[Entries from a visual dataset]
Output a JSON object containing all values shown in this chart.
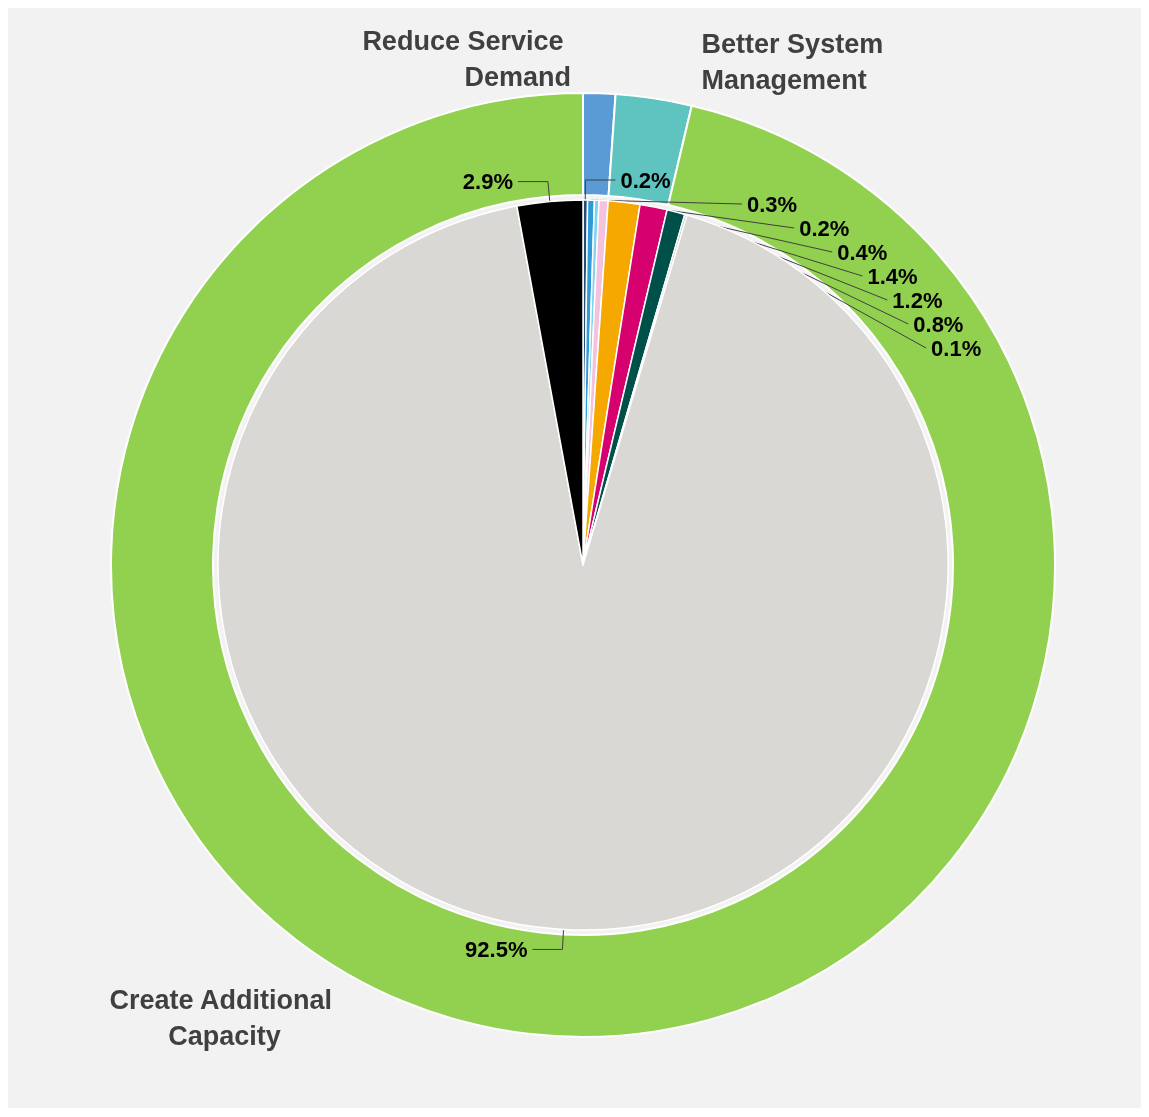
{
  "chart_data": [
    {
      "type": "donut",
      "legend": false,
      "categories": [
        "Reduce Service Demand",
        "Better System Management",
        "Create Additional Capacity"
      ],
      "values": [
        1.1,
        2.6,
        96.3
      ],
      "colors": [
        "#5b9bd5",
        "#5fc4bf",
        "#92d050"
      ]
    },
    {
      "type": "pie",
      "legend": false,
      "categories": [
        null,
        null,
        null,
        null,
        null,
        null,
        null,
        null,
        null,
        null
      ],
      "values": [
        0.2,
        0.3,
        0.2,
        0.4,
        1.4,
        1.2,
        0.8,
        0.1,
        92.5,
        2.9
      ],
      "value_labels": [
        "0.2%",
        "0.3%",
        "0.2%",
        "0.4%",
        "1.4%",
        "1.2%",
        "0.8%",
        "0.1%",
        "92.5%",
        "2.9%"
      ],
      "colors": [
        "#1f4e79",
        "#2e9bd6",
        "#7fd3f0",
        "#f4c2dc",
        "#f5a800",
        "#d6006f",
        "#00504a",
        "#b7b7b7",
        "#dad8d4",
        "#000000"
      ]
    }
  ]
}
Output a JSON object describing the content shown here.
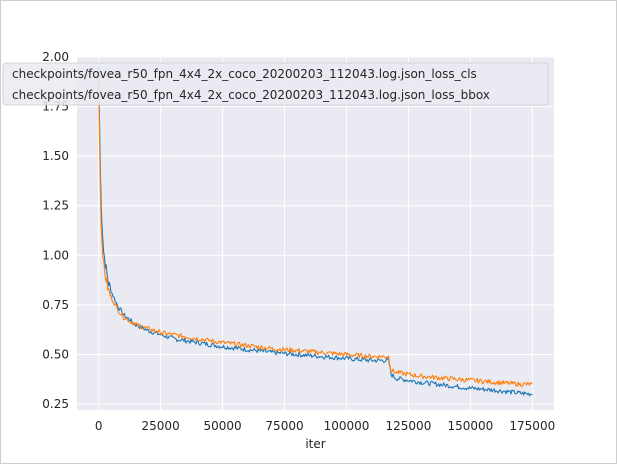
{
  "chart_data": {
    "type": "line",
    "title": "",
    "xlabel": "iter",
    "ylabel": "",
    "xlim": [
      -8750,
      183750
    ],
    "ylim": [
      0.22,
      2.0
    ],
    "grid": true,
    "legend_placement": "upper-left",
    "x_ticks": [
      {
        "value": 0,
        "label": "0"
      },
      {
        "value": 25000,
        "label": "25000"
      },
      {
        "value": 50000,
        "label": "50000"
      },
      {
        "value": 75000,
        "label": "75000"
      },
      {
        "value": 100000,
        "label": "100000"
      },
      {
        "value": 125000,
        "label": "125000"
      },
      {
        "value": 150000,
        "label": "150000"
      },
      {
        "value": 175000,
        "label": "175000"
      }
    ],
    "y_ticks": [
      {
        "value": 0.25,
        "label": "0.25"
      },
      {
        "value": 0.5,
        "label": "0.50"
      },
      {
        "value": 0.75,
        "label": "0.75"
      },
      {
        "value": 1.0,
        "label": "1.00"
      },
      {
        "value": 1.25,
        "label": "1.25"
      },
      {
        "value": 1.5,
        "label": "1.50"
      },
      {
        "value": 1.75,
        "label": "1.75"
      },
      {
        "value": 2.0,
        "label": "2.00"
      }
    ],
    "series": [
      {
        "name": "checkpoints/fovea_r50_fpn_4x4_2x_coco_20200203_112043.log.json_loss_cls",
        "color": "#1f77b4",
        "x": [
          0,
          500,
          1000,
          2000,
          3000,
          4000,
          5000,
          7500,
          10000,
          15000,
          20000,
          25000,
          30000,
          40000,
          50000,
          60000,
          70000,
          80000,
          90000,
          100000,
          110000,
          117000,
          118000,
          120000,
          130000,
          140000,
          150000,
          160000,
          170000,
          175000
        ],
        "y": [
          1.95,
          1.55,
          1.25,
          1.02,
          0.93,
          0.86,
          0.82,
          0.75,
          0.7,
          0.65,
          0.62,
          0.6,
          0.58,
          0.56,
          0.54,
          0.525,
          0.51,
          0.5,
          0.49,
          0.48,
          0.47,
          0.47,
          0.4,
          0.38,
          0.36,
          0.345,
          0.33,
          0.32,
          0.305,
          0.3
        ]
      },
      {
        "name": "checkpoints/fovea_r50_fpn_4x4_2x_coco_20200203_112043.log.json_loss_bbox",
        "color": "#ff7f0e",
        "x": [
          0,
          500,
          1000,
          2000,
          3000,
          4000,
          5000,
          7500,
          10000,
          15000,
          20000,
          25000,
          30000,
          40000,
          50000,
          60000,
          70000,
          80000,
          90000,
          100000,
          110000,
          117000,
          118000,
          120000,
          130000,
          140000,
          150000,
          160000,
          170000,
          175000
        ],
        "y": [
          1.9,
          1.45,
          1.15,
          0.95,
          0.88,
          0.82,
          0.79,
          0.73,
          0.69,
          0.65,
          0.63,
          0.61,
          0.6,
          0.58,
          0.56,
          0.545,
          0.53,
          0.52,
          0.51,
          0.5,
          0.49,
          0.49,
          0.42,
          0.41,
          0.39,
          0.38,
          0.37,
          0.36,
          0.35,
          0.35
        ]
      }
    ]
  }
}
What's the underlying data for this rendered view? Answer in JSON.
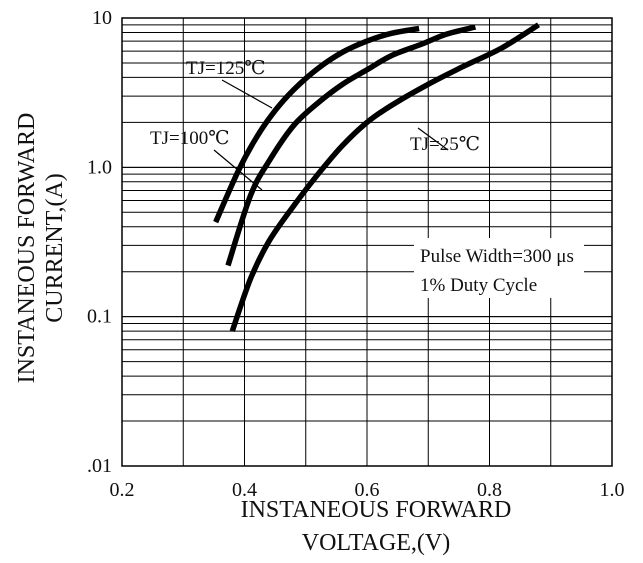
{
  "chart_data": {
    "type": "line",
    "title": "",
    "xlabel_lines": [
      "INSTANEOUS FORWARD",
      "VOLTAGE,(V)"
    ],
    "ylabel_lines": [
      "INSTANEOUS FORWARD",
      "CURRENT,(A)"
    ],
    "xlim": [
      0.2,
      1.0
    ],
    "ylim": [
      0.01,
      10
    ],
    "yscale": "log",
    "grid": true,
    "x_ticks": [
      0.2,
      0.4,
      0.6,
      0.8,
      1.0
    ],
    "x_tick_labels": [
      "0.2",
      "0.4",
      "0.6",
      "0.8",
      "1.0"
    ],
    "y_ticks": [
      0.01,
      0.1,
      1,
      10
    ],
    "y_tick_labels": [
      ".01",
      "0.1",
      "1.0",
      "10"
    ],
    "series": [
      {
        "name": "TJ=125℃",
        "x": [
          0.353,
          0.39,
          0.42,
          0.45,
          0.48,
          0.52,
          0.56,
          0.6,
          0.64,
          0.685
        ],
        "y": [
          0.43,
          0.95,
          1.6,
          2.4,
          3.3,
          4.6,
          5.9,
          7.0,
          7.9,
          8.5
        ]
      },
      {
        "name": "TJ=100℃",
        "x": [
          0.373,
          0.41,
          0.44,
          0.48,
          0.52,
          0.56,
          0.6,
          0.64,
          0.69,
          0.73,
          0.777
        ],
        "y": [
          0.22,
          0.65,
          1.1,
          1.9,
          2.7,
          3.6,
          4.5,
          5.6,
          6.7,
          7.8,
          8.7
        ]
      },
      {
        "name": "TJ=25℃",
        "x": [
          0.38,
          0.41,
          0.44,
          0.48,
          0.52,
          0.56,
          0.6,
          0.64,
          0.7,
          0.76,
          0.82,
          0.88
        ],
        "y": [
          0.08,
          0.18,
          0.32,
          0.55,
          0.9,
          1.4,
          2.0,
          2.6,
          3.6,
          4.8,
          6.3,
          9.0
        ]
      }
    ],
    "annotations": [
      {
        "text": "TJ=125℃",
        "series": 0
      },
      {
        "text": "TJ=100℃",
        "series": 1
      },
      {
        "text": "TJ=25℃",
        "series": 2
      }
    ],
    "notes": [
      "Pulse Width=300 μs",
      "1% Duty Cycle"
    ]
  }
}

▸ Exercise: Copy every line of the records above that holds the word "checkpoints".

▸ Exercise answer:
        "name": "checkpoints/fovea_r50_fpn_4x4_2x_coco_20200203_112043.log.json_loss_cls",
        "name": "checkpoints/fovea_r50_fpn_4x4_2x_coco_20200203_112043.log.json_loss_bbox",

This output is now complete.